### TASKS FOR THIS EXERCISE
1 – Decide whether each statement below agrees with the post on n-ary and binary associations in topic maps, and give a yes or no for each along with the deciding words of the post, quoted exactly. (a) The author's first rule of thumb favors smaller, more granular associations. (b) The author advises creating new topics whenever doing so lets an n-way association be split. (c) The comment holds that good relational modeling calls for reducing everything to binary relations.
2 – Please extend the post on n-ary and binary associations in topic maps, picking up after its final sentence.

### DOCUMENT SECTION
**********

A common modelling decision in creating a topic map is when to use an association with 3 or more roles (an n-ary association) and when to represent it as n-1 binary associations. Herewith a discussion on the relative merits of the two forms and some pointers (ok, opinions) on the Right Thing To Do.
In many cases in creating topic maps we are presented with the issue of how to represent n-way associations. Some examples could be:
The issue that comes up is whether to code these relationships in a single multi-legged association (an n-ary association) or several two-way associations (binary associations). There are trade-offs to be made, but in my opinion the first rule of thumb is:
Smaller is Better
Or more specifically, "More granular is better" - the smaller statements we make, the more control we have over them. Breaking statements up without creating new topics gives us the ability to apply metadata to those statements individually and to query, traverse and modify one statement without any impact on or concern for the others.
Of course, there is a point of diminishing returns and this is when you need to start adding new classes of entity to your model to be able to split up n-way associations. In general, if you can break up an n-way association without creating new topics, do it. If you need to create a new topic to break up an association it is likely that you are creating a topic that represents the fact of the association - if you end up having a need for that, then all well and good, but in most cases, it is something to be avoided as once you start down this reification route, its hard to know when to stop.
The second rule of thumb I follow is to ask:
"Is the association divisible without creating another topic."
In other words would it make sense to divide up the association into smaller (typically binary) associations.
Another third useful rule of thumb is:
"Does the presence of one player of a given role have any bearing on the presence of the other players"
In other words, if one player were removed, would the statement being made suddenly become untrue (rather than just incomplete).
So, with those three rules of thumb in hand...lets play the "Binary or N-Ary Game"!
Conclusion
Modelling associations is best done with a bit of thought. Although the temptation is to just stuff as much as possible into a single association (especially when writing XTM syntax by hand), using small associations where possible gives you more flexibility in the long run as it allows greater control over attaching metadata to specific statements.
More granular associations also enable a great deal more clarity. Allowing the author to be explicit about whether role players are interdependent or not is important and making use of standard topic map machinery to do that means that you need not be dependent on an ontology description to make clear what the topic map model is already capable of expressing.
Thinking about the arity of associations at the time you are constructing your topic map ontology will reap benefits in the long run.
Posted by Kal at August 13, 2003 03:20 PM | TrackBackIt is interesting to compare these cases with good modeling practices for relational databases. Specifically, I mean third normal form, which is about as far as most people will go in normalizing data. A comparison is very appropriate, since a topic map can be thought of as a collection of sparse relational tables.
A row of a table is called a "relation" by theorists like C. J. Date. Each cell in a row of a properly normalized table is supposed to depend only on its primary key (which may be compound). Translating this to "Association", the table name becomes the name of the association type, and the column names become the role type names.
Now in third normal form, none of the columns are supposed to depend on each other but only on the primary key, although they presumably are logically related somehow. For example, if there are columns for first and last names, for a given row a first name of "Bill" should not logically entail a last name of "Smith". They go together all right, but only because they both belong to that particular individual.
Good practice in relation modeling does not call for reducing everything to binary relations, which would create a lot of tables and reduce performance. But it does call for good normalization (and sometimes denormalization later for practical reasons of performance).

**********

### DATA EXCERPTS

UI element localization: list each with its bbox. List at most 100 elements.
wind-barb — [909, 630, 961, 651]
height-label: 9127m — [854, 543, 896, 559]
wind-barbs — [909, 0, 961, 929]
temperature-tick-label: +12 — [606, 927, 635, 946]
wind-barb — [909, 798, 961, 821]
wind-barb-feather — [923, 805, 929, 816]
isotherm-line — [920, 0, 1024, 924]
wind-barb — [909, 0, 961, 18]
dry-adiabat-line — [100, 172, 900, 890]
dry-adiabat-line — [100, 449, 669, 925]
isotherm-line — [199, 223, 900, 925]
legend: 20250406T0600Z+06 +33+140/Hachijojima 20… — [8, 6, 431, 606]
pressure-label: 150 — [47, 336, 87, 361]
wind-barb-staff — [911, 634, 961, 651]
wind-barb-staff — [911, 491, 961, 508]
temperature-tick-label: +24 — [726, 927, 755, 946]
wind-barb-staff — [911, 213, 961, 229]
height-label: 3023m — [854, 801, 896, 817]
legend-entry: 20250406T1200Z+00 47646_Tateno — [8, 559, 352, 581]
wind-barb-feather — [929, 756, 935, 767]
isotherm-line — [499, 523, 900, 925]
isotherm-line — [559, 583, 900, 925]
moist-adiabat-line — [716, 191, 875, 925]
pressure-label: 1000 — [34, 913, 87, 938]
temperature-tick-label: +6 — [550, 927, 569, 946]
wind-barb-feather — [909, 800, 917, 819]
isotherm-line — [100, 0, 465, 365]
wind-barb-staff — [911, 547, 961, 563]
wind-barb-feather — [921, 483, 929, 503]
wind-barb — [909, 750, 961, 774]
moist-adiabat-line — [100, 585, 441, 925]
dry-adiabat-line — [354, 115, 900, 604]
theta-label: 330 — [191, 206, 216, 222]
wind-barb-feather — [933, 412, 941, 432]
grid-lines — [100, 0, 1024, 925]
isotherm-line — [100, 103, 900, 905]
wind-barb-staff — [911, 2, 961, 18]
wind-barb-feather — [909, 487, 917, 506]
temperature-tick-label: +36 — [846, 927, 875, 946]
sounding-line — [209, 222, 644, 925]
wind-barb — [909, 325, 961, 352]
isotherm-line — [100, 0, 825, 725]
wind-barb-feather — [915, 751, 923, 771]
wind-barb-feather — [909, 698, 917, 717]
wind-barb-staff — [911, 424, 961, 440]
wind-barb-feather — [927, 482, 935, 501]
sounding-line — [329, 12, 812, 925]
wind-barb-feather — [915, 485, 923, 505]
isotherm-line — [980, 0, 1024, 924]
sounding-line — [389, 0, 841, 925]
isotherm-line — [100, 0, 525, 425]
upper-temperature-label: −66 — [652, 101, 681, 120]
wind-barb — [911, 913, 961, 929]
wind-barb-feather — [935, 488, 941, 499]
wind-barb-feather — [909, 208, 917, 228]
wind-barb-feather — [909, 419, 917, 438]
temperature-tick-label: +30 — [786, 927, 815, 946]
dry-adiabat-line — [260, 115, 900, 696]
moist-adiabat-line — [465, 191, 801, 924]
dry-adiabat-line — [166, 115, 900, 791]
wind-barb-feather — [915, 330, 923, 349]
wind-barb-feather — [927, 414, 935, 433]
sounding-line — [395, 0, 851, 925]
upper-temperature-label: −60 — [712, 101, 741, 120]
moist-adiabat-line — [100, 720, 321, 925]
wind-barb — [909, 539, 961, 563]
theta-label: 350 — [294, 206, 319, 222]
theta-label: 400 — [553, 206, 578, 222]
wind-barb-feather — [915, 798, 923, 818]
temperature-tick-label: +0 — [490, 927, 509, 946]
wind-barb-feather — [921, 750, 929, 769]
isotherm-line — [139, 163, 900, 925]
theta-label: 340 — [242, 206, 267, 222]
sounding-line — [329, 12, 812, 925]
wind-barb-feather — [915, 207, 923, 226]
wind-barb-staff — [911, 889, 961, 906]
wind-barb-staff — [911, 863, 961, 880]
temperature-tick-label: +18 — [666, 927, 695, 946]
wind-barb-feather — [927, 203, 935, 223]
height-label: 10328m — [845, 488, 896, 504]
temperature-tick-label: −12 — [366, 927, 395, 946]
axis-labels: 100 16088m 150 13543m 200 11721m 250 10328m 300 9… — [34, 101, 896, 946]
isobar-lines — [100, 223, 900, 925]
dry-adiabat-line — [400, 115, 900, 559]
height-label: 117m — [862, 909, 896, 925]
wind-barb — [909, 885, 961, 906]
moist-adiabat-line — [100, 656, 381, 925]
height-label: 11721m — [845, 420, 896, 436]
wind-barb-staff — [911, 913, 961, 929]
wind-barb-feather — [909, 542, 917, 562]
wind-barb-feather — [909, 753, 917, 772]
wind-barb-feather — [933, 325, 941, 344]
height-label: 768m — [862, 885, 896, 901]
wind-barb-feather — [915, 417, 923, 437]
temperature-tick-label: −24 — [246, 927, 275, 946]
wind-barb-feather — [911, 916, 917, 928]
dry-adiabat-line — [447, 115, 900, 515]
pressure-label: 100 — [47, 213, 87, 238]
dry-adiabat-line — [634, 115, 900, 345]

**********

### TASK-BY-TASK RESULTS
1 –
(a) Yes: "Smaller is Better" and "More granular is better".
(b) No: "In general, if you can break up an n-way association without creating new topics, do it" and "in most cases, it is something to be avoided".
(c) No: "Good practice in relation modeling does not call for reducing everything to binary relations".

2 –
For the case of the author who wrote several books, a relational design would have a separate table that held the list, since no cell in a classic relational can contain a compound value like a list. Each row in the table holding the books would in essence represent a binary association.
The case of multiple members of the finance committee is actually just the same as the list of books, and a relational design would probably treat it the same way. So relational design in essence does convert this one to binary form, as well.
Well, actually, these so-called "binary" relations are _triples_ in the RDF sense, having two columns (two role players) and one table (one association or predicate).
However, sometimes it is necessary to add addional columns to a table that would otherwise be a simple join table (i.e., a triple). Such columns are needed it there is something unique to the association of the two entities being related. I have seen this from time to time myself.
Also notice that for most ordinary relational tables, the cell contents are more like occurrences. It is the join tables that are most like topic map associations, and they are very like them indeed.
Posted by: Tom Passin at August 14, 2003 06:13 AMThe comparison with relational tables is an interesting one. Not being a big database-head, I am not aware of anything in the relational model which distinguishes between an divisible and an indivisible aggregation, and I think that your comment that the author/books and committee/decision relations would be implemented in the same way.
Being explicit about the atomicity of a relation (by expressing those relations which are atomic in your world-view as a single association and those which are divisible as separate associations) gives your association constructs an extra level of semantics which could be useful in application/presentation terms.
Of course, these semantics could be made part of the ontology and the decision to structure associations one way or another is an ontological commitment (whether it is documented or not!) - but I can see some distinct advantages for interchange if we can establish a best practice of creating only associations which are atomic in the world-view of the author.
Posted by: Kal at August 14, 2003 09:44 AMI think that the theory and practice of relational databases has a lot to offer would-be designers of topic maps. The relational folks have been developing their field for over 30 years, and it is well for us to get something out of it.
The best book I know about relational modeling is "Designing Quality Databases with IDEF1X Information Models", by Thomas Bruce. I will quote a bit from his discussion of normalization.
"According to formal mathematical theory, the goal of normalization is to ensure that there is only one way to know a fact. Thus, the technical process of normalizing a model removes all structures that provide more than one way to know the same fact."
First Normal Form requires all lists and other nested structures to be dismembered so that a single cell contains a single atomic value - no lists of comittee members.
In Second Normal Form, each attribute (cell) that is not part of the primary key contains a fact about the entire key (that is, the key might be compound). For example, if the relation represents a marriage, the key might be the tuple (man,wife). Then no cell in a row should contain information about just the wife, for example.
In Third normal form, every (non-key) attribute depends on the entire key and does not depend on any attribute of any other entity (e.g., topic or association).
Note that you can be rigorous about applying normalization rules but still get the underlying rules (the model or the business rules) wrong!
Relational database practice also emphasizes the importance of names - of tables, columns, and datatypes - which is a bit ironic for TM and RDF applications since the names represent metadata to help humans understand the intent, but which we would imagine that machine-readable metadata in the map or graph would be enough. In reality, we will probably never be able to express enough metadata and so naming conventions will remain important.
There are a lot of subleties in data modeling for practical applications, and I think that they are sure to arise in TM models as well. However, the (eventual) constraint language may turn out the be very helpful in handling some of the difficulties that relational folks have to handle with a combination of table design and relational integrity rules.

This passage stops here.